=== Task to carry out ===
Can you rewrite the lines from the start through the line containing "figure-hacksaw-in-bench-vise <box>442 626", changing "component" to "element" and leaving everything else unchanged?

┌─ Supplied records

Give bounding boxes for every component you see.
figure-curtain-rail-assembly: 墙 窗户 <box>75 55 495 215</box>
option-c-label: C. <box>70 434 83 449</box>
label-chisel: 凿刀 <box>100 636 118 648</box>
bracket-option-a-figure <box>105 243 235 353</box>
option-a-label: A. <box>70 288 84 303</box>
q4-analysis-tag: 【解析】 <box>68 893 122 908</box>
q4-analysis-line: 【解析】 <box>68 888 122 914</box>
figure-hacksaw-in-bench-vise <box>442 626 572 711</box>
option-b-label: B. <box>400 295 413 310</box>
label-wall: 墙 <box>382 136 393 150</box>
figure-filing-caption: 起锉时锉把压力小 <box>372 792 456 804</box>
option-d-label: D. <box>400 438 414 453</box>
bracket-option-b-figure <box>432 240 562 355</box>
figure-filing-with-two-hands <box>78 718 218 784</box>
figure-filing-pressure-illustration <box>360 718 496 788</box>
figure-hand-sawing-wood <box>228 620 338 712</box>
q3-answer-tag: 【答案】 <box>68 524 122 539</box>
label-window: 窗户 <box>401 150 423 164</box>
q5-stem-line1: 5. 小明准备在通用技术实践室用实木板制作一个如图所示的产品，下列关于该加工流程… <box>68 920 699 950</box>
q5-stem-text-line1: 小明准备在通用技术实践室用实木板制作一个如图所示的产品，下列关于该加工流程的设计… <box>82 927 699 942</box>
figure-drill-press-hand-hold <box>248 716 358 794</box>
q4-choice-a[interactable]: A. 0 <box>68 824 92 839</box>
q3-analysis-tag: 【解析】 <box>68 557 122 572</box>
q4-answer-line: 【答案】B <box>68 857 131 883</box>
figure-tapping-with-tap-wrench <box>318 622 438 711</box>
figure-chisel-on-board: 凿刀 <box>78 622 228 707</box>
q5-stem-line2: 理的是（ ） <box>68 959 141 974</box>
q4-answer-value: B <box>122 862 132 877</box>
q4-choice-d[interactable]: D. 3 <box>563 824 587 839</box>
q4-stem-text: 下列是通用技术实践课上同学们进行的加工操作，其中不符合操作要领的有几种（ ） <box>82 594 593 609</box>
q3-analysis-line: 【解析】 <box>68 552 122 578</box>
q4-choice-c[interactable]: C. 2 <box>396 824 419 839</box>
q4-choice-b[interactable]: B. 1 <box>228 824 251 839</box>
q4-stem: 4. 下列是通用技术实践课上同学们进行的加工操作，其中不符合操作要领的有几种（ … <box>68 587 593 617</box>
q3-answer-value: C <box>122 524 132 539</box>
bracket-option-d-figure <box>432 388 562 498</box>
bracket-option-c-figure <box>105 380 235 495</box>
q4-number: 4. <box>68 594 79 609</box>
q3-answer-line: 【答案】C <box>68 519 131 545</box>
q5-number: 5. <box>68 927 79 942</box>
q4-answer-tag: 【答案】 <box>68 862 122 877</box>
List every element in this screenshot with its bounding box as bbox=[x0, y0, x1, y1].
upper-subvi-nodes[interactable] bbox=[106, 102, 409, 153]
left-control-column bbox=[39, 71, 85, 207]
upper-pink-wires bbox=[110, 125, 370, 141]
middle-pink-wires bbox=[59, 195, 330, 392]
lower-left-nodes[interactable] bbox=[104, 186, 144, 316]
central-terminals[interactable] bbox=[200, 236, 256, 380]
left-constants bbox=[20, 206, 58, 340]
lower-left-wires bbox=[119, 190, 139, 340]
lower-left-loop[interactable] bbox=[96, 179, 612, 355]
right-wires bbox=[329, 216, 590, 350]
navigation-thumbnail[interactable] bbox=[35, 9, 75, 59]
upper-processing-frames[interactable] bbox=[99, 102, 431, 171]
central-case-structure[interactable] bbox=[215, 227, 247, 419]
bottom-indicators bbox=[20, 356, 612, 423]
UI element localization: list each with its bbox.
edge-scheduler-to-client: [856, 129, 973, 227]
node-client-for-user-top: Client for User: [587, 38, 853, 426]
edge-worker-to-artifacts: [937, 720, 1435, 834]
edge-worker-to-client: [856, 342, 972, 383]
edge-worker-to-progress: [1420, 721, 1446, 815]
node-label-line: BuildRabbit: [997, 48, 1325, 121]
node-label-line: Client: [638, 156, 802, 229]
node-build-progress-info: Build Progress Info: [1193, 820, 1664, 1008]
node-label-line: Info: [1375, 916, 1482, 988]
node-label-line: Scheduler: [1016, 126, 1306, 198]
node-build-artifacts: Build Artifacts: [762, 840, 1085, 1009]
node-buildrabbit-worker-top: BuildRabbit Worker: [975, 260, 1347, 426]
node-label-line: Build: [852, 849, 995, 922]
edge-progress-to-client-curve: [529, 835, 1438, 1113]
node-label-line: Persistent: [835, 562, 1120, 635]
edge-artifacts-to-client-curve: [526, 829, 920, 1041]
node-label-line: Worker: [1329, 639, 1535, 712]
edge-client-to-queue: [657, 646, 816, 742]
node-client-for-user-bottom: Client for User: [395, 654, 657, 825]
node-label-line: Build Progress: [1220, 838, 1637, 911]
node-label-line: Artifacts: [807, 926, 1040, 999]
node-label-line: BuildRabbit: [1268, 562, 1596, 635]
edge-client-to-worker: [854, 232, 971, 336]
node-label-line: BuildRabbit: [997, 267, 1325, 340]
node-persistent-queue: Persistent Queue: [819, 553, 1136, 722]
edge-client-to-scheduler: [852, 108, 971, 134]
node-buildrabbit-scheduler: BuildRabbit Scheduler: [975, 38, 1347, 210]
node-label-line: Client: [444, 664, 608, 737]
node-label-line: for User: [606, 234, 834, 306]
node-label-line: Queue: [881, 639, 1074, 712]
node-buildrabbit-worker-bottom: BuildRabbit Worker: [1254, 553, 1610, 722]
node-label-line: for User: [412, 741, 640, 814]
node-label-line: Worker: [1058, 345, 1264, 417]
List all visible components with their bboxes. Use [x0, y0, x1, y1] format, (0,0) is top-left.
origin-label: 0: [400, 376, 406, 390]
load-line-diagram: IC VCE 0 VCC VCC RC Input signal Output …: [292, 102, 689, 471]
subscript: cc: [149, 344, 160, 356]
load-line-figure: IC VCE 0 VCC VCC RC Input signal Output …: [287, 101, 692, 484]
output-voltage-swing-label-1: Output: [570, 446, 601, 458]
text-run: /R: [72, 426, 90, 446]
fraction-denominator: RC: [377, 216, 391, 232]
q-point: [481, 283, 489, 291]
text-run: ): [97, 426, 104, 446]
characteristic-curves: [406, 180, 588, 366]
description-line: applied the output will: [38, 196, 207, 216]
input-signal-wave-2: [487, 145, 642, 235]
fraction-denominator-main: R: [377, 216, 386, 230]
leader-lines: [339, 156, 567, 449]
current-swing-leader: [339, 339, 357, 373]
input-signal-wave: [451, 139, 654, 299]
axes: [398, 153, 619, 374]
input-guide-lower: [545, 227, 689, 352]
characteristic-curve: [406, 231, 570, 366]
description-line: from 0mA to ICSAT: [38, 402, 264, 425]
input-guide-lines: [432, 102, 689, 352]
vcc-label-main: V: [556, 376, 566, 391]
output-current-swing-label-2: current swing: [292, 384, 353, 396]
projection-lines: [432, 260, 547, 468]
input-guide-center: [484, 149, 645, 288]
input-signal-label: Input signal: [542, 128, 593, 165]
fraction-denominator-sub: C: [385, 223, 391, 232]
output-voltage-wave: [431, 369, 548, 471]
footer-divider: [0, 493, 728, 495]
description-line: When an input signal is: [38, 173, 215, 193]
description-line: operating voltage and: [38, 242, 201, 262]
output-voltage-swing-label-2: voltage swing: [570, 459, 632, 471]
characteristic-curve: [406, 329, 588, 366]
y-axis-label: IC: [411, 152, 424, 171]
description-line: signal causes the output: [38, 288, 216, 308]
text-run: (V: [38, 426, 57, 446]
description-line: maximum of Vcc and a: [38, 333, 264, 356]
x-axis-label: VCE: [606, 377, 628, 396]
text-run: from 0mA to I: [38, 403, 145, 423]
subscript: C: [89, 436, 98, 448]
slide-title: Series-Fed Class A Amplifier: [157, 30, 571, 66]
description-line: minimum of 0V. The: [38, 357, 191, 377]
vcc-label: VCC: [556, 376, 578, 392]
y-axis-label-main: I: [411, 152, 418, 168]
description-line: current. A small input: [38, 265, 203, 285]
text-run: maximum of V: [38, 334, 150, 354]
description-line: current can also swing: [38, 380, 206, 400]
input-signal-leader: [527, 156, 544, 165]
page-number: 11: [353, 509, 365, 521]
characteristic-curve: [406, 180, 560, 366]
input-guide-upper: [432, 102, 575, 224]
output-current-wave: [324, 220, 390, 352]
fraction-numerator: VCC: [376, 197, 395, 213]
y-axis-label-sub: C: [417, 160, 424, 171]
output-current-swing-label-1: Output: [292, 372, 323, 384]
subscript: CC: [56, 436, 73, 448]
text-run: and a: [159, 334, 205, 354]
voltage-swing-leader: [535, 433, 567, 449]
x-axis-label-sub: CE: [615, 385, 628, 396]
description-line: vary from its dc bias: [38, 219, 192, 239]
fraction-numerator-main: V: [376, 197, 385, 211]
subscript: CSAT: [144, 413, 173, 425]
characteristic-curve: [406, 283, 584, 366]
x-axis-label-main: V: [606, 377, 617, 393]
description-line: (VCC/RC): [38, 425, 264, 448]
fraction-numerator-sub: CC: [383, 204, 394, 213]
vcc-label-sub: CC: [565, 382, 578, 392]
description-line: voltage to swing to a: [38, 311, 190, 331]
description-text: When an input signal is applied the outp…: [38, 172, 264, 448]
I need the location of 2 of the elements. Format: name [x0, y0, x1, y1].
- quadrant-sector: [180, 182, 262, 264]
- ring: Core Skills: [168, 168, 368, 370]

└─

=== Completed task ===
Give bounding boxes for every element you see.
figure-curtain-rail-assembly: 墙 窗户 <box>75 55 495 215</box>
option-c-label: C. <box>70 434 83 449</box>
label-chisel: 凿刀 <box>100 636 118 648</box>
bracket-option-a-figure <box>105 243 235 353</box>
option-a-label: A. <box>70 288 84 303</box>
q4-analysis-tag: 【解析】 <box>68 893 122 908</box>
q4-analysis-line: 【解析】 <box>68 888 122 914</box>
figure-hacksaw-in-bench-vise <box>442 626 572 711</box>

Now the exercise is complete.